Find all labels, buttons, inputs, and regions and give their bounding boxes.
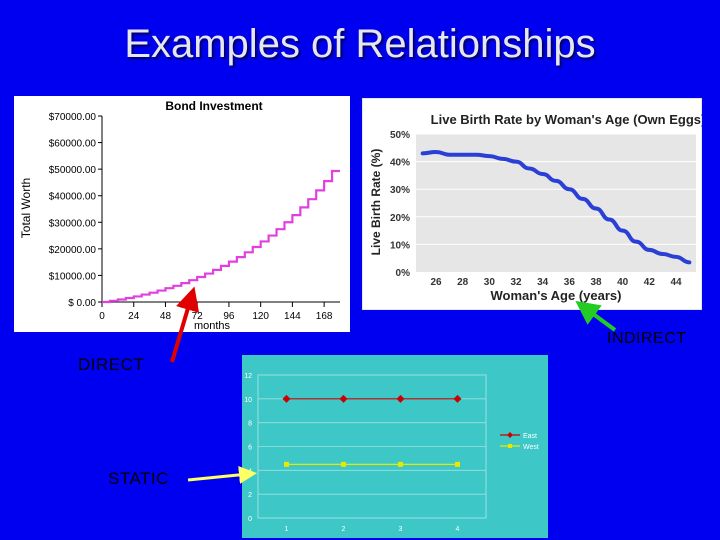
birth-y-tick-label: 30% (390, 185, 410, 196)
bond-y-axis-label: Total Worth (19, 178, 33, 238)
birth-x-tick-label: 34 (537, 277, 549, 288)
bond-x-tick-label: 0 (99, 311, 105, 322)
static-y-tick-label: 2 (248, 492, 252, 499)
static-legend-marker (508, 444, 512, 448)
birth-y-tick-label: 40% (390, 158, 410, 169)
birth-x-tick-label: 38 (590, 277, 602, 288)
bond-x-tick-label: 96 (223, 311, 235, 322)
slide-title: Examples of Relationships (124, 22, 596, 66)
static-y-tick-label: 10 (244, 397, 252, 404)
static-x-tick-label: 4 (456, 526, 460, 533)
birth-y-tick-label: 50% (390, 130, 410, 141)
static-y-tick-label: 12 (244, 373, 252, 380)
static-point-east (339, 394, 348, 403)
bond-x-tick-label: 72 (192, 311, 204, 322)
bond-x-tick-label: 48 (160, 311, 172, 322)
static-point-west (455, 461, 460, 467)
static-y-tick-label: 0 (248, 516, 252, 523)
bond-x-tick-label: 24 (128, 311, 140, 322)
bond-x-axis-label: months (194, 320, 231, 332)
birth-x-tick-label: 26 (430, 277, 442, 288)
static-legend-label: East (523, 433, 537, 440)
bond-y-tick-label: $50000.00 (49, 165, 97, 176)
bond-y-tick-label: $ 0.00 (68, 298, 96, 309)
direct-arrow (170, 286, 200, 363)
static-legend-label: West (523, 444, 539, 451)
static-y-tick-label: 6 (248, 445, 252, 452)
static-point-east (396, 394, 405, 403)
bond-y-tick-label: $60000.00 (49, 139, 97, 150)
bond-x-tick-label: 168 (316, 311, 333, 322)
birth-x-tick-label: 44 (670, 277, 682, 288)
bond-series-line (102, 169, 340, 304)
direct-label: DIRECT (78, 355, 145, 374)
static-x-tick-label: 3 (399, 526, 403, 533)
static-legend-marker (507, 432, 513, 438)
birth-x-tick-label: 30 (484, 277, 496, 288)
static-point-west (284, 461, 289, 467)
static-arrow (187, 465, 257, 484)
static-y-tick-label: 8 (248, 421, 252, 428)
birth-x-tick-label: 32 (510, 277, 522, 288)
static-label: STATIC (108, 469, 169, 488)
birth-y-tick-label: 0% (396, 268, 411, 279)
birth-series-line (420, 149, 692, 265)
static-x-tick-label: 1 (285, 526, 289, 533)
birth-y-axis-label: Live Birth Rate (%) (369, 149, 383, 256)
birth-x-tick-label: 42 (644, 277, 656, 288)
birth-rate-chart: Live Birth Rate by Woman's Age (Own Eggs… (362, 98, 702, 310)
indirect-label: INDIRECT (607, 330, 687, 347)
bond-x-tick-label: 144 (284, 311, 301, 322)
static-x-tick-label: 2 (342, 526, 346, 533)
static-point-east (453, 394, 462, 403)
indirect-arrow (575, 300, 617, 332)
static-point-west (341, 461, 346, 467)
birth-y-tick-label: 10% (390, 240, 410, 251)
bond-y-tick-label: $70000.00 (49, 112, 97, 123)
bond-y-tick-label: $20000.00 (49, 245, 97, 256)
bond-y-tick-label: $30000.00 (49, 218, 97, 229)
bond-chart-title: Bond Investment (165, 99, 262, 113)
bond-y-tick-label: $10000.00 (49, 271, 97, 282)
birth-x-tick-label: 28 (457, 277, 469, 288)
birth-chart-title: Live Birth Rate by Woman's Age (Own Eggs… (431, 112, 702, 127)
birth-x-axis-label: Woman's Age (years) (491, 288, 622, 303)
birth-x-tick-label: 40 (617, 277, 629, 288)
bond-investment-chart: Bond Investment Total Worth months $ 0.0… (14, 96, 350, 332)
static-point-west (398, 461, 403, 467)
bond-y-tick-label: $40000.00 (49, 192, 97, 203)
bond-x-tick-label: 120 (252, 311, 269, 322)
birth-x-tick-label: 36 (564, 277, 576, 288)
birth-y-tick-label: 20% (390, 213, 410, 224)
static-point-east (282, 394, 291, 403)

____________________

__Short exercise__.
Copy out every line above word for word, leaving out the picture.

__Complete output__.
Find all labels, buttons, inputs, and regions and give their bounding boxes.
birth-y-tick-label: 30% (390, 185, 410, 196)
bond-y-axis-label: Total Worth (19, 178, 33, 238)
birth-x-tick-label: 34 (537, 277, 549, 288)
bond-x-tick-label: 0 (99, 311, 105, 322)
static-y-tick-label: 2 (248, 492, 252, 499)
static-legend-marker (508, 444, 512, 448)
birth-y-tick-label: 40% (390, 158, 410, 169)
birth-x-tick-label: 38 (590, 277, 602, 288)
bond-x-tick-label: 96 (223, 311, 235, 322)
slide-title: Examples of Relationships (124, 22, 596, 66)
static-y-tick-label: 10 (244, 397, 252, 404)
static-x-tick-label: 4 (456, 526, 460, 533)
birth-y-tick-label: 50% (390, 130, 410, 141)
static-y-tick-label: 12 (244, 373, 252, 380)
static-point-east (339, 394, 348, 403)
bond-x-tick-label: 72 (192, 311, 204, 322)
bond-x-tick-label: 48 (160, 311, 172, 322)
static-point-west (455, 461, 460, 467)
static-y-tick-label: 0 (248, 516, 252, 523)
bond-x-tick-label: 24 (128, 311, 140, 322)
bond-x-axis-label: months (194, 320, 231, 332)
birth-x-tick-label: 26 (430, 277, 442, 288)
static-legend-label: East (523, 433, 537, 440)
bond-y-tick-label: $50000.00 (49, 165, 97, 176)
bond-y-tick-label: $ 0.00 (68, 298, 96, 309)
direct-arrow (170, 286, 200, 363)
static-legend-label: West (523, 444, 539, 451)
static-y-tick-label: 6 (248, 445, 252, 452)
static-point-east (396, 394, 405, 403)
bond-y-tick-label: $60000.00 (49, 139, 97, 150)
bond-x-tick-label: 168 (316, 311, 333, 322)
birth-x-tick-label: 44 (670, 277, 682, 288)
bond-series-line (102, 169, 340, 304)
direct-label: DIRECT (78, 355, 145, 374)
static-x-tick-label: 3 (399, 526, 403, 533)
static-legend-marker (507, 432, 513, 438)
birth-x-tick-label: 30 (484, 277, 496, 288)
static-point-west (284, 461, 289, 467)
static-arrow (187, 465, 257, 484)
static-y-tick-label: 8 (248, 421, 252, 428)
birth-x-tick-label: 32 (510, 277, 522, 288)
static-label: STATIC (108, 469, 169, 488)
birth-y-tick-label: 0% (396, 268, 411, 279)
birth-series-line (420, 149, 692, 265)
static-x-tick-label: 1 (285, 526, 289, 533)
birth-y-axis-label: Live Birth Rate (%) (369, 149, 383, 256)
birth-x-tick-label: 42 (644, 277, 656, 288)
birth-rate-chart: Live Birth Rate by Woman's Age (Own Eggs… (362, 98, 702, 310)
indirect-label: INDIRECT (607, 330, 687, 347)
bond-x-tick-label: 144 (284, 311, 301, 322)
static-x-tick-label: 2 (342, 526, 346, 533)
static-point-east (453, 394, 462, 403)
indirect-arrow (575, 300, 617, 332)
static-point-west (341, 461, 346, 467)
birth-y-tick-label: 10% (390, 240, 410, 251)
bond-y-tick-label: $70000.00 (49, 112, 97, 123)
bond-y-tick-label: $20000.00 (49, 245, 97, 256)
bond-y-tick-label: $30000.00 (49, 218, 97, 229)
bond-chart-title: Bond Investment (165, 99, 262, 113)
bond-y-tick-label: $10000.00 (49, 271, 97, 282)
birth-x-tick-label: 28 (457, 277, 469, 288)
birth-chart-title: Live Birth Rate by Woman's Age (Own Eggs… (431, 112, 702, 127)
birth-x-axis-label: Woman's Age (years) (491, 288, 622, 303)
birth-x-tick-label: 40 (617, 277, 629, 288)
bond-investment-chart: Bond Investment Total Worth months $ 0.0… (14, 96, 350, 332)
static-point-west (398, 461, 403, 467)
bond-y-tick-label: $40000.00 (49, 192, 97, 203)
bond-x-tick-label: 120 (252, 311, 269, 322)
birth-x-tick-label: 36 (564, 277, 576, 288)
birth-y-tick-label: 20% (390, 213, 410, 224)
static-point-east (282, 394, 291, 403)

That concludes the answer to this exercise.